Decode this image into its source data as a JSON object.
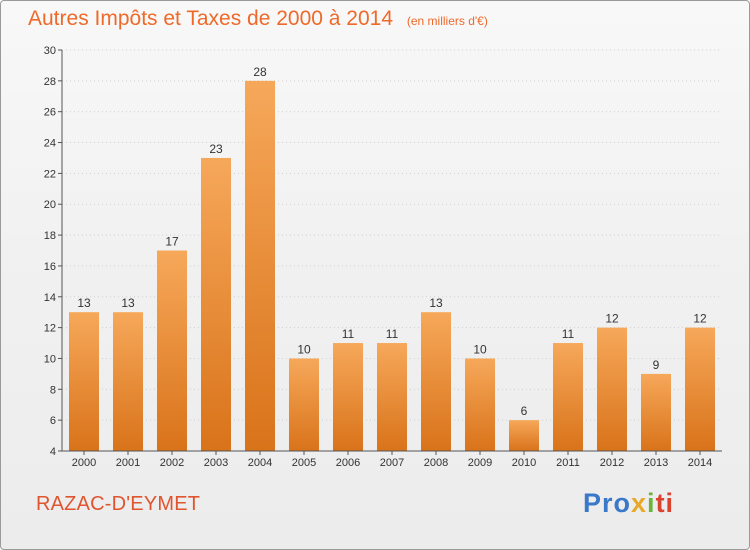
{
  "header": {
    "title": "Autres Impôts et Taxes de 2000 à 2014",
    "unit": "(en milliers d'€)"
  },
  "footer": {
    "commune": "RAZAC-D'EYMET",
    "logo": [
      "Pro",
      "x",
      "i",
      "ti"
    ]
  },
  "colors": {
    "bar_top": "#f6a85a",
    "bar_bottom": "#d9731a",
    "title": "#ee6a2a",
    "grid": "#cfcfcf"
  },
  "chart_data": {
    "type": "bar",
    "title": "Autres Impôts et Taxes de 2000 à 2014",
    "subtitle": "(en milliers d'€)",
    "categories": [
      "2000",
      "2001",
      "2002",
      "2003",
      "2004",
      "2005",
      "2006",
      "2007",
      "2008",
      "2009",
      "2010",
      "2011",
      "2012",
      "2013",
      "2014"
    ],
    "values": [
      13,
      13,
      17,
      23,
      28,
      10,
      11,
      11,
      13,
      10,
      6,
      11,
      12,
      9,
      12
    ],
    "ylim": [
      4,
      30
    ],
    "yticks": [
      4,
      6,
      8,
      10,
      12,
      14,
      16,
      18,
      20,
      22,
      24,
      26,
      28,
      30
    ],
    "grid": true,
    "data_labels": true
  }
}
□ □ □ □ □ □ □
Exercise description:
Copy out each line exactly, without the pictures.

Right answer:
Decode this image into its source data as a JSON object.
{
  "header": {
    "title": "Autres Impôts et Taxes de 2000 à 2014",
    "unit": "(en milliers d'€)"
  },
  "footer": {
    "commune": "RAZAC-D'EYMET",
    "logo": [
      "Pro",
      "x",
      "i",
      "ti"
    ]
  },
  "colors": {
    "bar_top": "#f6a85a",
    "bar_bottom": "#d9731a",
    "title": "#ee6a2a",
    "grid": "#cfcfcf"
  },
  "chart_data": {
    "type": "bar",
    "title": "Autres Impôts et Taxes de 2000 à 2014",
    "subtitle": "(en milliers d'€)",
    "categories": [
      "2000",
      "2001",
      "2002",
      "2003",
      "2004",
      "2005",
      "2006",
      "2007",
      "2008",
      "2009",
      "2010",
      "2011",
      "2012",
      "2013",
      "2014"
    ],
    "values": [
      13,
      13,
      17,
      23,
      28,
      10,
      11,
      11,
      13,
      10,
      6,
      11,
      12,
      9,
      12
    ],
    "ylim": [
      4,
      30
    ],
    "yticks": [
      4,
      6,
      8,
      10,
      12,
      14,
      16,
      18,
      20,
      22,
      24,
      26,
      28,
      30
    ],
    "grid": true,
    "data_labels": true
  }
}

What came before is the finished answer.